"""
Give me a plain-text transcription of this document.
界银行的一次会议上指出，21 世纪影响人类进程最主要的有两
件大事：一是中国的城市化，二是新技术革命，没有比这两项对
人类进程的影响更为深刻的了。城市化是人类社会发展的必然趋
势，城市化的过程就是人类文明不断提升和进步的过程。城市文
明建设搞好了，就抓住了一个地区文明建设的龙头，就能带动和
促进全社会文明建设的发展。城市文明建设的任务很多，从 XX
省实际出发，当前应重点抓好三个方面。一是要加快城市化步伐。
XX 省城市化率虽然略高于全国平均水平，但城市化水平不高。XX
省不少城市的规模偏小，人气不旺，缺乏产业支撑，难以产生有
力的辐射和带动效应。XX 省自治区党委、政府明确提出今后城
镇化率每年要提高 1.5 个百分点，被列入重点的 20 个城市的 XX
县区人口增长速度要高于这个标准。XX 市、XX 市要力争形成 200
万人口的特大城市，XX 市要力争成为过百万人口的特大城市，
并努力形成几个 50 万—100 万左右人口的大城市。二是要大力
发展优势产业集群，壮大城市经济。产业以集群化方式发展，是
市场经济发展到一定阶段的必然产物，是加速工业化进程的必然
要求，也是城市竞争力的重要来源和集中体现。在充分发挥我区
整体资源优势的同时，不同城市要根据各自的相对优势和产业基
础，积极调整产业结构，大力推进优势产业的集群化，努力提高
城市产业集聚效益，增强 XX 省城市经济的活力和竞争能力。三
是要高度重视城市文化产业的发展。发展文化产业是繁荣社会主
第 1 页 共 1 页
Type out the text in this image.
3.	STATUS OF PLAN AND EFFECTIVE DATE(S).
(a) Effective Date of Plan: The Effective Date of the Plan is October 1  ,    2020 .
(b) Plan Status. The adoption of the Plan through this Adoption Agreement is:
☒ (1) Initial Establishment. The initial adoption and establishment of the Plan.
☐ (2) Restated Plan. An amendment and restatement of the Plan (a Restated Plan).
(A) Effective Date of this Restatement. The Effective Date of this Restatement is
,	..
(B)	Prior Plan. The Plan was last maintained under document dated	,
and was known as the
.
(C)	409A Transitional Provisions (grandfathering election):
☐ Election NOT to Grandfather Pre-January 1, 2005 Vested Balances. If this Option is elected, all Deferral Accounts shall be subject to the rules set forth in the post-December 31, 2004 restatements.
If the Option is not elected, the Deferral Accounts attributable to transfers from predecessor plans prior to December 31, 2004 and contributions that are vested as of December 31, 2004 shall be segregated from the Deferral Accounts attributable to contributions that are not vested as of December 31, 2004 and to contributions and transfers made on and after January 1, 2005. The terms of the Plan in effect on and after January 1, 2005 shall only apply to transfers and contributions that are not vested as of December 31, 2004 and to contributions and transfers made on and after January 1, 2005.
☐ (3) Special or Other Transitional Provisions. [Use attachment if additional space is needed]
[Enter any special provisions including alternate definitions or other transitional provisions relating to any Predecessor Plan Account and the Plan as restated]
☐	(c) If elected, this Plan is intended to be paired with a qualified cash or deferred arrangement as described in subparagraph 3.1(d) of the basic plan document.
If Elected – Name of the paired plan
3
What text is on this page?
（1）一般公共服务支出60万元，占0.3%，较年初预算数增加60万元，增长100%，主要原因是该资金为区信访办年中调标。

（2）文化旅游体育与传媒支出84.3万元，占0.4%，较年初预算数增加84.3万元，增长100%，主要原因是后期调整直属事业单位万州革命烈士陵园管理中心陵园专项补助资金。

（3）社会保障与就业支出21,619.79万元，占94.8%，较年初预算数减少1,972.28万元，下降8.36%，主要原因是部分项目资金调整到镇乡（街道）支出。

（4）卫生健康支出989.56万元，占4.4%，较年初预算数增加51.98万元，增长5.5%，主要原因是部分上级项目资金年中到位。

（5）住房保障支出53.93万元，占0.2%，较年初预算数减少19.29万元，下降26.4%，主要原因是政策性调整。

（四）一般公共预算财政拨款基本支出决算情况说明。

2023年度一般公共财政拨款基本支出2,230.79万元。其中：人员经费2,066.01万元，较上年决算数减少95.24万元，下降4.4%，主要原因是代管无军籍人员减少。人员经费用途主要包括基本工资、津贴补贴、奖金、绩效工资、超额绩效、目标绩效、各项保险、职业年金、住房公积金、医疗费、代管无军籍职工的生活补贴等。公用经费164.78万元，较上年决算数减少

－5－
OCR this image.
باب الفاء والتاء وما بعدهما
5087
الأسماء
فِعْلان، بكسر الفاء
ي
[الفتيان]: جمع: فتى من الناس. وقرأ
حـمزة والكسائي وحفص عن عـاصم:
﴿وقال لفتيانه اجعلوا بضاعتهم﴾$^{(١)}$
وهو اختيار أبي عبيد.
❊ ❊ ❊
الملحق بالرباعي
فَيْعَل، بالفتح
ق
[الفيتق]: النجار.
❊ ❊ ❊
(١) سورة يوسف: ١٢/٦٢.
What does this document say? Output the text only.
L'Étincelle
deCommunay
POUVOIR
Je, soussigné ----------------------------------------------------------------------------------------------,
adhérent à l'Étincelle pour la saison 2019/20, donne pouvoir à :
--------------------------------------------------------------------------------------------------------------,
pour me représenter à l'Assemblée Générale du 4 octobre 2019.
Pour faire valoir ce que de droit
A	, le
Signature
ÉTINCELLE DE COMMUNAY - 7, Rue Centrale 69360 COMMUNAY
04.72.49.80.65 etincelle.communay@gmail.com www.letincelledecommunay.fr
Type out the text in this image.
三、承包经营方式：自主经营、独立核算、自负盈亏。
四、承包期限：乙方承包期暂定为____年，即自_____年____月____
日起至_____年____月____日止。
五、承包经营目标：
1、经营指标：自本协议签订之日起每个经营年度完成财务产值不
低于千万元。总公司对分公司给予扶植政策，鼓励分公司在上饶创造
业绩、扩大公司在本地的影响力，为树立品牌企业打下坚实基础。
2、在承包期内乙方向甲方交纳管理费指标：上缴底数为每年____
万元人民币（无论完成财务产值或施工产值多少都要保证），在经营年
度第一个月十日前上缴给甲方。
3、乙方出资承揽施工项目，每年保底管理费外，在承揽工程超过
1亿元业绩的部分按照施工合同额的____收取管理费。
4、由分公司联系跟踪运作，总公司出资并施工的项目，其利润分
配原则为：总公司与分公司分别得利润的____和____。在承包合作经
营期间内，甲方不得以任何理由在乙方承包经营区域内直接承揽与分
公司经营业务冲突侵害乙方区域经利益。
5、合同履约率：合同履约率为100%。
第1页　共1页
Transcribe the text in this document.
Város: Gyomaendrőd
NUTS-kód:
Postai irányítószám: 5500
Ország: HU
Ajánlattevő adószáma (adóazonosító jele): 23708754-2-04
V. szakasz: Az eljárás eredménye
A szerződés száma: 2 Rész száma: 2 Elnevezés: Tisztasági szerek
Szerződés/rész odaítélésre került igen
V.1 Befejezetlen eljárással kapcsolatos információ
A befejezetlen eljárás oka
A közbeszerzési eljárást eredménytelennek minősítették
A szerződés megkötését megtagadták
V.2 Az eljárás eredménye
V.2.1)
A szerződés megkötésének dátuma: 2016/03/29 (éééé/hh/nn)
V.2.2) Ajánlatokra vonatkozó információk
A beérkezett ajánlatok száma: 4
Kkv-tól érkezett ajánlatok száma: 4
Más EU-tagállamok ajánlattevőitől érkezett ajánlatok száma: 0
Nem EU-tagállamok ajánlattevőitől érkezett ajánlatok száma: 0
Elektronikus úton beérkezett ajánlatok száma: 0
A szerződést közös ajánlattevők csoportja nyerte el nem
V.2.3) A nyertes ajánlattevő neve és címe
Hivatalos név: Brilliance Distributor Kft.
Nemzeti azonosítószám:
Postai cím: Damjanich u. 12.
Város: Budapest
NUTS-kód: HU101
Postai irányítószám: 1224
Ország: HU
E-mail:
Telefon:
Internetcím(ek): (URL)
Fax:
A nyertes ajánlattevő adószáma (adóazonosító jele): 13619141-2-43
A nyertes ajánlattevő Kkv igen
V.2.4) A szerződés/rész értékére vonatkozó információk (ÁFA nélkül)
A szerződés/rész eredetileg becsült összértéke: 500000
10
"""
Quote only the lines from the line containing "Transcribe the text in this document." through the end of the listing, please, keeping both the first and the last line.

### THE REPLY
Transcribe the text in this document.
Város: Gyomaendrőd
NUTS-kód:
Postai irányítószám: 5500
Ország: HU
Ajánlattevő adószáma (adóazonosító jele): 23708754-2-04
V. szakasz: Az eljárás eredménye
A szerződés száma: 2 Rész száma: 2 Elnevezés: Tisztasági szerek
Szerződés/rész odaítélésre került igen
V.1 Befejezetlen eljárással kapcsolatos információ
A befejezetlen eljárás oka
A közbeszerzési eljárást eredménytelennek minősítették
A szerződés megkötését megtagadták
V.2 Az eljárás eredménye
V.2.1)
A szerződés megkötésének dátuma: 2016/03/29 (éééé/hh/nn)
V.2.2) Ajánlatokra vonatkozó információk
A beérkezett ajánlatok száma: 4
Kkv-tól érkezett ajánlatok száma: 4
Más EU-tagállamok ajánlattevőitől érkezett ajánlatok száma: 0
Nem EU-tagállamok ajánlattevőitől érkezett ajánlatok száma: 0
Elektronikus úton beérkezett ajánlatok száma: 0
A szerződést közös ajánlattevők csoportja nyerte el nem
V.2.3) A nyertes ajánlattevő neve és címe
Hivatalos név: Brilliance Distributor Kft.
Nemzeti azonosítószám:
Postai cím: Damjanich u. 12.
Város: Budapest
NUTS-kód: HU101
Postai irányítószám: 1224
Ország: HU
E-mail:
Telefon:
Internetcím(ek): (URL)
Fax:
A nyertes ajánlattevő adószáma (adóazonosító jele): 13619141-2-43
A nyertes ajánlattevő Kkv igen
V.2.4) A szerződés/rész értékére vonatkozó információk (ÁFA nélkül)
A szerződés/rész eredetileg becsült összértéke: 500000
10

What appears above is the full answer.